-- Begin DATA FOR PROCESSING --

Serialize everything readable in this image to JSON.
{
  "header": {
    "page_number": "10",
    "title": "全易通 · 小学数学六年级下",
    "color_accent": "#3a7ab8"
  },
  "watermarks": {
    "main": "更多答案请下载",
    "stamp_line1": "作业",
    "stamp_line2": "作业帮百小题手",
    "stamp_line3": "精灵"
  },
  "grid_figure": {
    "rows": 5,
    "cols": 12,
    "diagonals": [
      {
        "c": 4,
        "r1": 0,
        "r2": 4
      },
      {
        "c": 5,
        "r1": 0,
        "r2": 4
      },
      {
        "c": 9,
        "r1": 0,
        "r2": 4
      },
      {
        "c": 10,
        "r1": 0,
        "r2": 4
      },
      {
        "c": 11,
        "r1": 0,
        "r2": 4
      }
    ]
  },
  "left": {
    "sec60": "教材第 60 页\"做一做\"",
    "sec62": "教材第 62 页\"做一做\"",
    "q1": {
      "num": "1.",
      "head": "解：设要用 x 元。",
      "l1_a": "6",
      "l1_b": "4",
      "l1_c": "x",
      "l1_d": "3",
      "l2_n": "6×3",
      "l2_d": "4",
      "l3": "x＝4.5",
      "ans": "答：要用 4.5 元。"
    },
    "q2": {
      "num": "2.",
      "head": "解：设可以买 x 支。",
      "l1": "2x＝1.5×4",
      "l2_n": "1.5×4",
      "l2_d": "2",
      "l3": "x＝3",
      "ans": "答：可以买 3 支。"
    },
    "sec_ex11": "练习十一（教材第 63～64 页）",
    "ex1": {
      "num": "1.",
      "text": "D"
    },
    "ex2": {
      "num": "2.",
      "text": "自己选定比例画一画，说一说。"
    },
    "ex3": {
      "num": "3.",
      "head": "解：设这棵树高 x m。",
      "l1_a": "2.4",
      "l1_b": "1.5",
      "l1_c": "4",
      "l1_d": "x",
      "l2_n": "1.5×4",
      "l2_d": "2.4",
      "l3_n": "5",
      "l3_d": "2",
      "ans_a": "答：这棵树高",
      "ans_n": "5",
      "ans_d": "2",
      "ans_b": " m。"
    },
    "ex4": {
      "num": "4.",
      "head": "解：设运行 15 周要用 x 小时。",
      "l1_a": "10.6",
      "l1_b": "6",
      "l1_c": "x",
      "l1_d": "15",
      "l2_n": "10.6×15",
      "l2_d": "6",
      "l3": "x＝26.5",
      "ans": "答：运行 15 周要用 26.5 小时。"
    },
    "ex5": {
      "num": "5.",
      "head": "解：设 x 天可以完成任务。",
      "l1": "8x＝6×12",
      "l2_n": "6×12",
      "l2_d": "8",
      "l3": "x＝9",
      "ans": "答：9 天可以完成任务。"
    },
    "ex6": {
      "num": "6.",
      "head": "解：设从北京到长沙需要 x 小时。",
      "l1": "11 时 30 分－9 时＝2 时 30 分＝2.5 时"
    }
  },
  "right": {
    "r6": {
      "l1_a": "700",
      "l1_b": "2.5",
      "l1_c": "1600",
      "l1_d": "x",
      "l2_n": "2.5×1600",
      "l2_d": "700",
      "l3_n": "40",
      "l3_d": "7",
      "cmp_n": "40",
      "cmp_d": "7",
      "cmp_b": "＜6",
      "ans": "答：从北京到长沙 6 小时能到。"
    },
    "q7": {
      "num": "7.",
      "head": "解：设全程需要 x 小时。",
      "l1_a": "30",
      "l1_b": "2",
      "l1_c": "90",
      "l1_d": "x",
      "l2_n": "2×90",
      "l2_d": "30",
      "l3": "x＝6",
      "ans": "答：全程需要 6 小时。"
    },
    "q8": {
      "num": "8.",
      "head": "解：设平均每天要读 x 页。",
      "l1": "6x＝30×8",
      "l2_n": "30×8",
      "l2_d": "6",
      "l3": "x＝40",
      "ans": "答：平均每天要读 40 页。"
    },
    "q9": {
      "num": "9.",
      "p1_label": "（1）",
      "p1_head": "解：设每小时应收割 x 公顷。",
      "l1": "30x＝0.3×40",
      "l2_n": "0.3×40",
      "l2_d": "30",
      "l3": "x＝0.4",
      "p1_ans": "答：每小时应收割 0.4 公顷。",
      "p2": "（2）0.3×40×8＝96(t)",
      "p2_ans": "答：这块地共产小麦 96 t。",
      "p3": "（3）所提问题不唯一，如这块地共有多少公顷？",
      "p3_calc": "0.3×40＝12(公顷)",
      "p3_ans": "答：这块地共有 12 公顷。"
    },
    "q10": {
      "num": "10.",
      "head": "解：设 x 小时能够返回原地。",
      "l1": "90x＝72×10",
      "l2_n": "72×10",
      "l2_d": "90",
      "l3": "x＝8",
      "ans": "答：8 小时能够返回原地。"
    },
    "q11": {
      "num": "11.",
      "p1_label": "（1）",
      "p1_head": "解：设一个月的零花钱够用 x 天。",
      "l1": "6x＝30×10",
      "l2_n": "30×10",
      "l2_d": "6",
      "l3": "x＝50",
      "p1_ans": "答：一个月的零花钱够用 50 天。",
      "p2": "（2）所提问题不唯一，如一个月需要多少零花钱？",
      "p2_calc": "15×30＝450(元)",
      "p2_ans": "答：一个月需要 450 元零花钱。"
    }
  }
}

-- End DATA FOR PROCESSING --

OBJECTIVE: From the listing above, reproduce all the lines exactly.

COMPLETE ANSWER:
Serialize everything readable in this image to JSON.
{
  "header": {
    "page_number": "10",
    "title": "全易通 · 小学数学六年级下",
    "color_accent": "#3a7ab8"
  },
  "watermarks": {
    "main": "更多答案请下载",
    "stamp_line1": "作业",
    "stamp_line2": "作业帮百小题手",
    "stamp_line3": "精灵"
  },
  "grid_figure": {
    "rows": 5,
    "cols": 12,
    "diagonals": [
      {
        "c": 4,
        "r1": 0,
        "r2": 4
      },
      {
        "c": 5,
        "r1": 0,
        "r2": 4
      },
      {
        "c": 9,
        "r1": 0,
        "r2": 4
      },
      {
        "c": 10,
        "r1": 0,
        "r2": 4
      },
      {
        "c": 11,
        "r1": 0,
        "r2": 4
      }
    ]
  },
  "left": {
    "sec60": "教材第 60 页\"做一做\"",
    "sec62": "教材第 62 页\"做一做\"",
    "q1": {
      "num": "1.",
      "head": "解：设要用 x 元。",
      "l1_a": "6",
      "l1_b": "4",
      "l1_c": "x",
      "l1_d": "3",
      "l2_n": "6×3",
      "l2_d": "4",
      "l3": "x＝4.5",
      "ans": "答：要用 4.5 元。"
    },
    "q2": {
      "num": "2.",
      "head": "解：设可以买 x 支。",
      "l1": "2x＝1.5×4",
      "l2_n": "1.5×4",
      "l2_d": "2",
      "l3": "x＝3",
      "ans": "答：可以买 3 支。"
    },
    "sec_ex11": "练习十一（教材第 63～64 页）",
    "ex1": {
      "num": "1.",
      "text": "D"
    },
    "ex2": {
      "num": "2.",
      "text": "自己选定比例画一画，说一说。"
    },
    "ex3": {
      "num": "3.",
      "head": "解：设这棵树高 x m。",
      "l1_a": "2.4",
      "l1_b": "1.5",
      "l1_c": "4",
      "l1_d": "x",
      "l2_n": "1.5×4",
      "l2_d": "2.4",
      "l3_n": "5",
      "l3_d": "2",
      "ans_a": "答：这棵树高",
      "ans_n": "5",
      "ans_d": "2",
      "ans_b": " m。"
    },
    "ex4": {
      "num": "4.",
      "head": "解：设运行 15 周要用 x 小时。",
      "l1_a": "10.6",
      "l1_b": "6",
      "l1_c": "x",
      "l1_d": "15",
      "l2_n": "10.6×15",
      "l2_d": "6",
      "l3": "x＝26.5",
      "ans": "答：运行 15 周要用 26.5 小时。"
    },
    "ex5": {
      "num": "5.",
      "head": "解：设 x 天可以完成任务。",
      "l1": "8x＝6×12",
      "l2_n": "6×12",
      "l2_d": "8",
      "l3": "x＝9",
      "ans": "答：9 天可以完成任务。"
    },
    "ex6": {
      "num": "6.",
      "head": "解：设从北京到长沙需要 x 小时。",
      "l1": "11 时 30 分－9 时＝2 时 30 分＝2.5 时"
    }
  },
  "right": {
    "r6": {
      "l1_a": "700",
      "l1_b": "2.5",
      "l1_c": "1600",
      "l1_d": "x",
      "l2_n": "2.5×1600",
      "l2_d": "700",
      "l3_n": "40",
      "l3_d": "7",
      "cmp_n": "40",
      "cmp_d": "7",
      "cmp_b": "＜6",
      "ans": "答：从北京到长沙 6 小时能到。"
    },
    "q7": {
      "num": "7.",
      "head": "解：设全程需要 x 小时。",
      "l1_a": "30",
      "l1_b": "2",
      "l1_c": "90",
      "l1_d": "x",
      "l2_n": "2×90",
      "l2_d": "30",
      "l3": "x＝6",
      "ans": "答：全程需要 6 小时。"
    },
    "q8": {
      "num": "8.",
      "head": "解：设平均每天要读 x 页。",
      "l1": "6x＝30×8",
      "l2_n": "30×8",
      "l2_d": "6",
      "l3": "x＝40",
      "ans": "答：平均每天要读 40 页。"
    },
    "q9": {
      "num": "9.",
      "p1_label": "（1）",
      "p1_head": "解：设每小时应收割 x 公顷。",
      "l1": "30x＝0.3×40",
      "l2_n": "0.3×40",
      "l2_d": "30",
      "l3": "x＝0.4",
      "p1_ans": "答：每小时应收割 0.4 公顷。",
      "p2": "（2）0.3×40×8＝96(t)",
      "p2_ans": "答：这块地共产小麦 96 t。",
      "p3": "（3）所提问题不唯一，如这块地共有多少公顷？",
      "p3_calc": "0.3×40＝12(公顷)",
      "p3_ans": "答：这块地共有 12 公顷。"
    },
    "q10": {
      "num": "10.",
      "head": "解：设 x 小时能够返回原地。",
      "l1": "90x＝72×10",
      "l2_n": "72×10",
      "l2_d": "90",
      "l3": "x＝8",
      "ans": "答：8 小时能够返回原地。"
    },
    "q11": {
      "num": "11.",
      "p1_label": "（1）",
      "p1_head": "解：设一个月的零花钱够用 x 天。",
      "l1": "6x＝30×10",
      "l2_n": "30×10",
      "l2_d": "6",
      "l3": "x＝50",
      "p1_ans": "答：一个月的零花钱够用 50 天。",
      "p2": "（2）所提问题不唯一，如一个月需要多少零花钱？",
      "p2_calc": "15×30＝450(元)",
      "p2_ans": "答：一个月需要 450 元零花钱。"
    }
  }
}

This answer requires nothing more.